:: Data listing ::

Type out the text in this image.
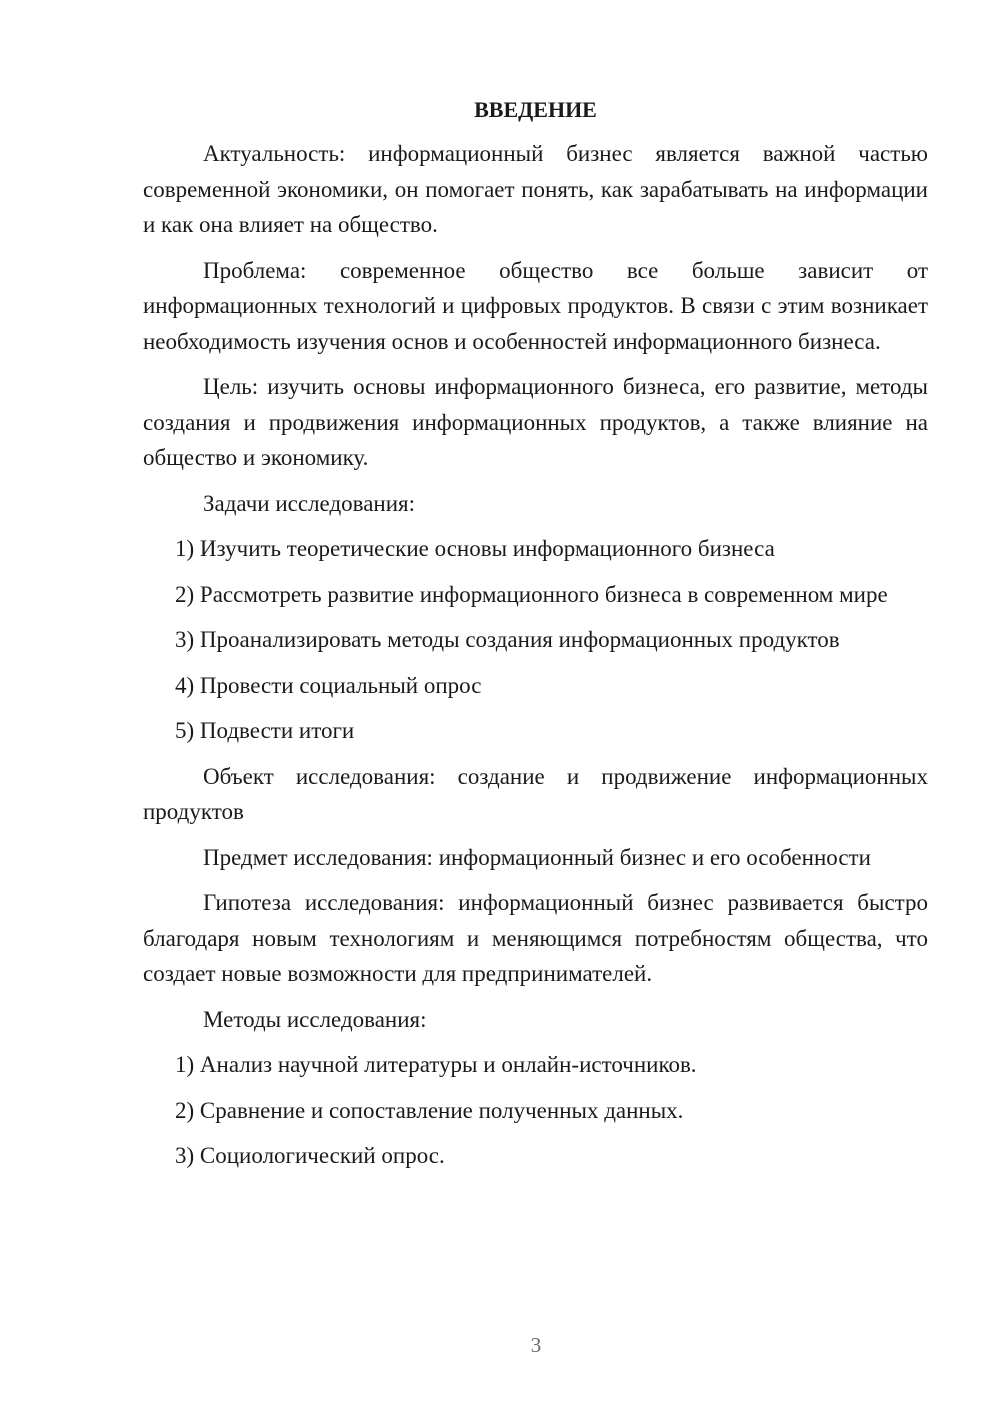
ВВЕДЕНИЕ

Актуальность: информационный бизнес является важной частью современной экономики, он помогает понять, как зарабатывать на информации и как она влияет на общество.

Проблема: современное общество все больше зависит от информационных технологий и цифровых продуктов. В связи с этим возникает необходимость изучения основ и особенностей информационного бизнеса.

Цель: изучить основы информационного бизнеса, его развитие, методы создания и продвижения информационных продуктов, а также влияние на общество и экономику.

Задачи исследования:

1) Изучить теоретические основы информационного бизнеса

2) Рассмотреть развитие информационного бизнеса в современном мире

3) Проанализировать методы создания информационных продуктов

4) Провести социальный опрос

5) Подвести итоги

Объект исследования: создание и продвижение информационных продуктов

Предмет исследования: информационный бизнес и его особенности

Гипотеза исследования: информационный бизнес развивается быстро благодаря новым технологиям и меняющимся потребностям общества, что создает новые возможности для предпринимателей.

Методы исследования:

1) Анализ научной литературы и онлайн-источников.

2) Сравнение и сопоставление полученных данных.

3) Социологический опрос.

3
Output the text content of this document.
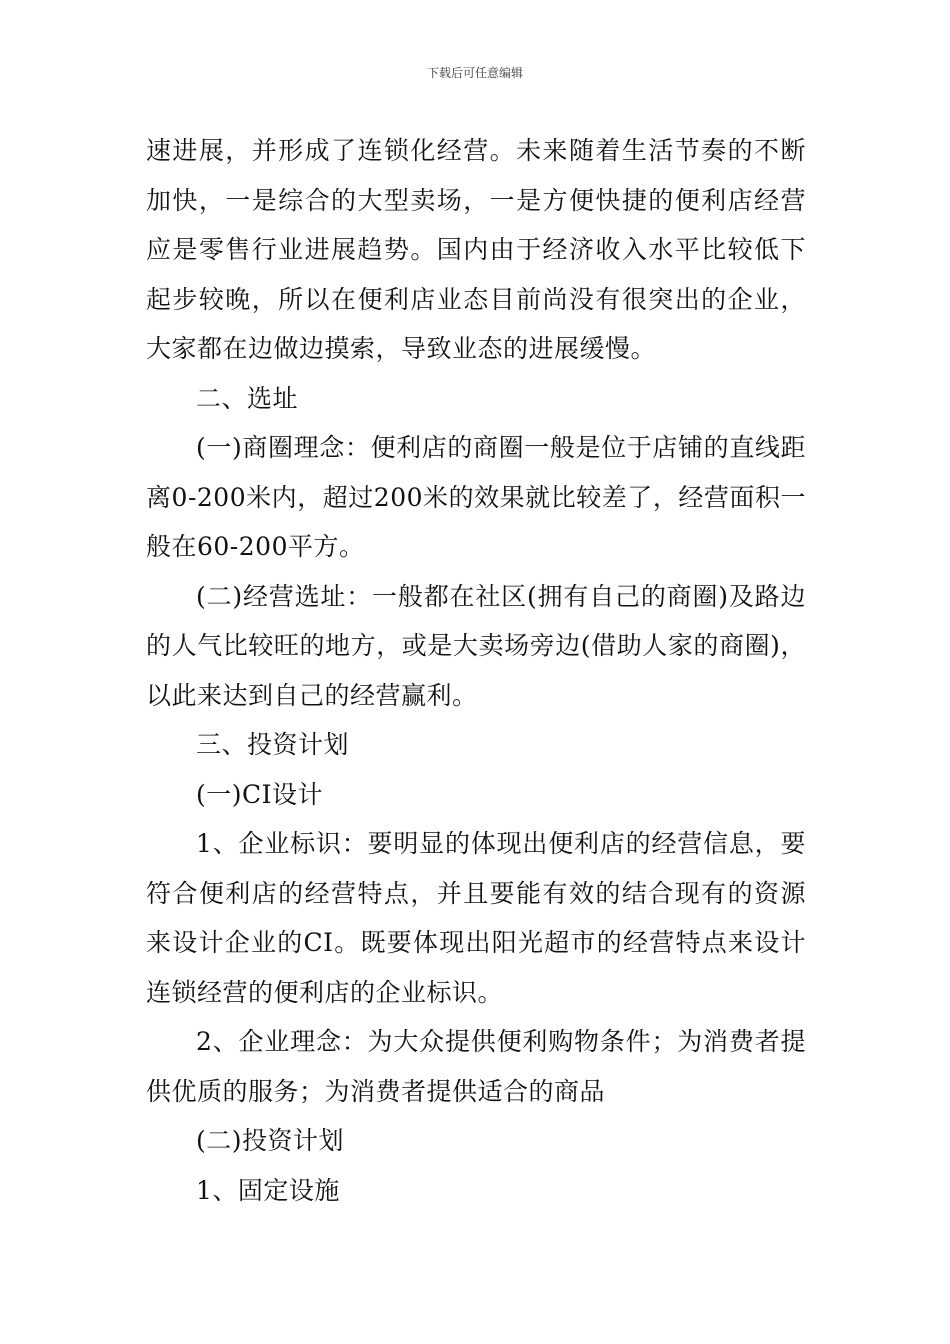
下载后可任意编辑

速进展，并形成了连锁化经营。未来随着生活节奏的不断加快，一是综合的大型卖场，一是方便快捷的便利店经营应是零售行业进展趋势。国内由于经济收入水平比较低下起步较晚，所以在便利店业态目前尚没有很突出的企业，大家都在边做边摸索，导致业态的进展缓慢。

二、选址

(一)商圈理念：便利店的商圈一般是位于店铺的直线距离0-200米内，超过200米的效果就比较差了，经营面积一般在60-200平方。

(二)经营选址：一般都在社区(拥有自己的商圈)及路边的人气比较旺的地方，或是大卖场旁边(借助人家的商圈)，以此来达到自己的经营赢利。

三、投资计划

(一)CI设计

1、企业标识：要明显的体现出便利店的经营信息，要符合便利店的经营特点，并且要能有效的结合现有的资源来设计企业的CI。既要体现出阳光超市的经营特点来设计连锁经营的便利店的企业标识。

2、企业理念：为大众提供便利购物条件；为消费者提供优质的服务；为消费者提供适合的商品

(二)投资计划

1、固定设施
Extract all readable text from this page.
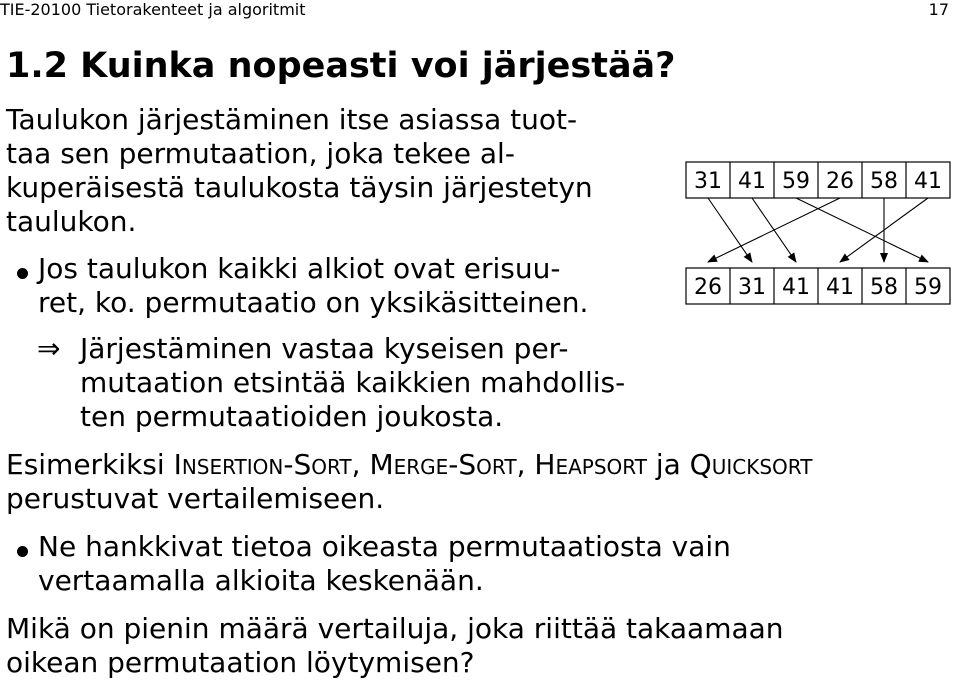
TIE-20100 Tietorakenteet ja algoritmit	17
1.2 Kuinka nopeasti voi järjestää?
Taulukon järjestäminen itse asiassa tuot-
taa sen permutaation, joka tekee al-
kuperäisestä taulukosta täysin järjestetyn
taulukon.
Jos taulukon kaikki alkiot ovat erisuu-
ret, ko. permutaatio on yksikäsitteinen.
⇒ Järjestäminen vastaa kyseisen per-
mutaation etsintää kaikkien mahdollis-
ten permutaatioiden joukosta.
Esimerkiksi Insertion-Sort, Merge-Sort, Heapsort ja Quicksort
perustuvat vertailemiseen.
Ne hankkivat tietoa oikeasta permutaatiosta vain
vertaamalla alkioita keskenään.
Mikä on pienin määrä vertailuja, joka riittää takaamaan
oikean permutaation löytymisen?
31 41 59 26 58 41
26 31 41 41 58 59
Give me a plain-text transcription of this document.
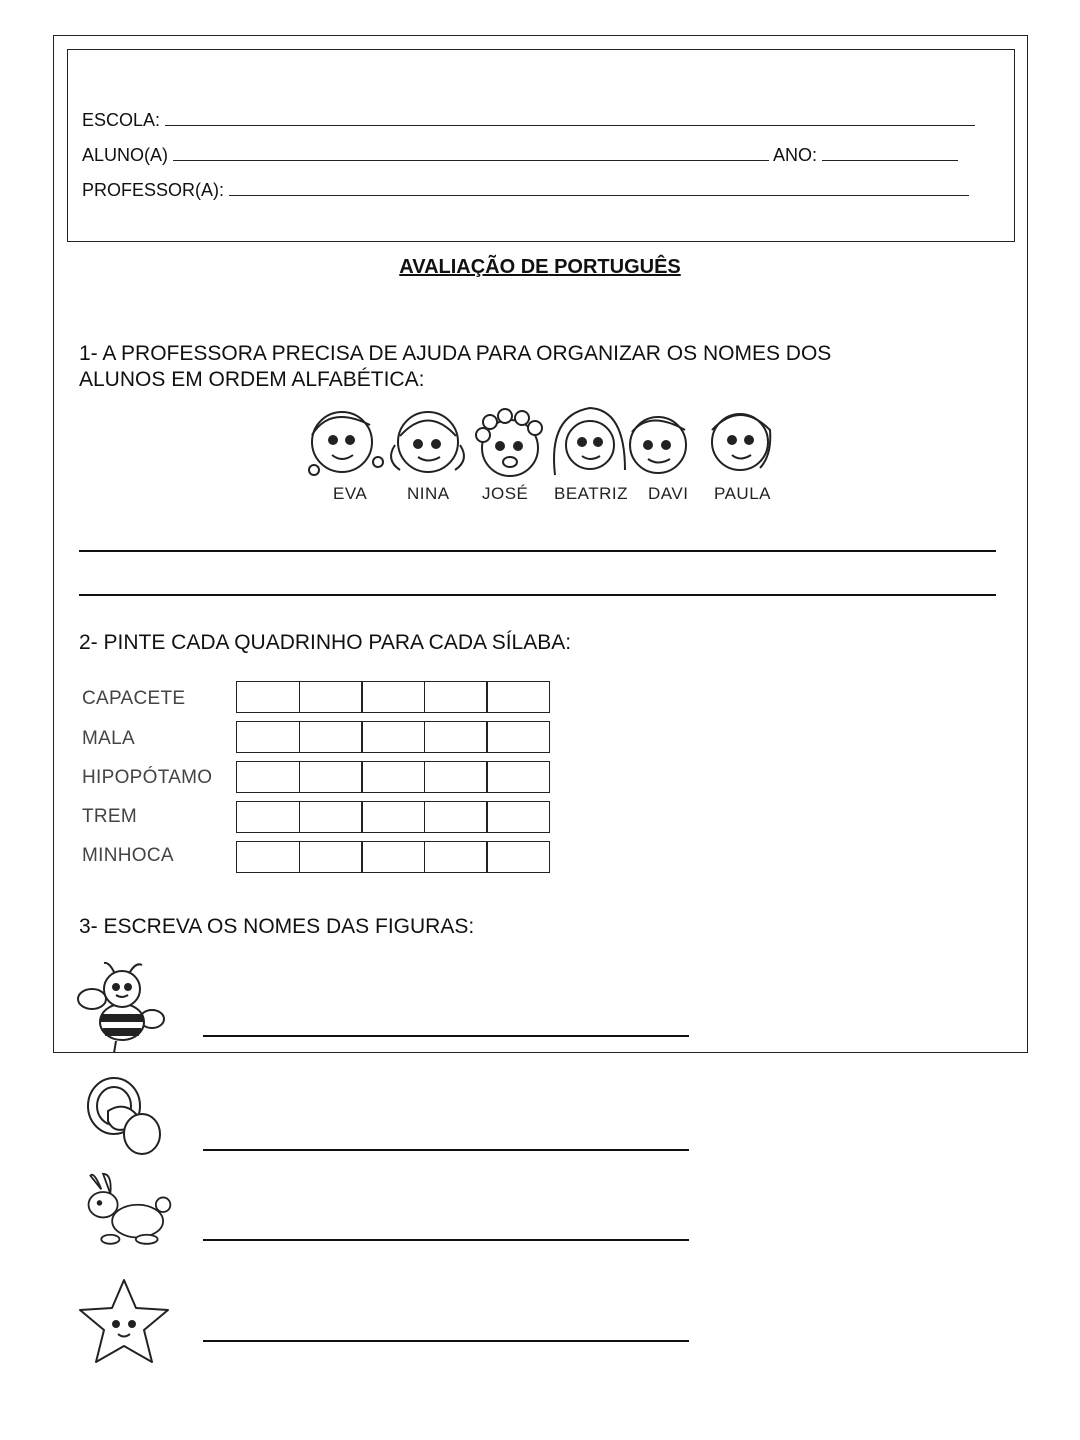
ESCOLA:
ALUNO(A)	ANO:
PROFESSOR(A):
AVALIAÇÃO DE PORTUGUÊS
1- A PROFESSORA PRECISA DE AJUDA PARA ORGANIZAR OS NOMES DOS
ALUNOS EM ORDEM ALFABÉTICA:
EVA NINA JOSÉ BEATRIZ DAVI PAULA
2- PINTE CADA QUADRINHO PARA CADA SÍLABA:
CAPACETE
MALA
HIPOPÓTAMO
TREM
MINHOCA
3- ESCREVA OS NOMES DAS FIGURAS:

:::

From the records, copy every line that has the string "создания" in it.

Цель: изучить основы информационного бизнеса, его развитие, методы создания и продвижения информационных продуктов, а также влияние на общество и экономику.
3) Проанализировать методы создания информационных продуктов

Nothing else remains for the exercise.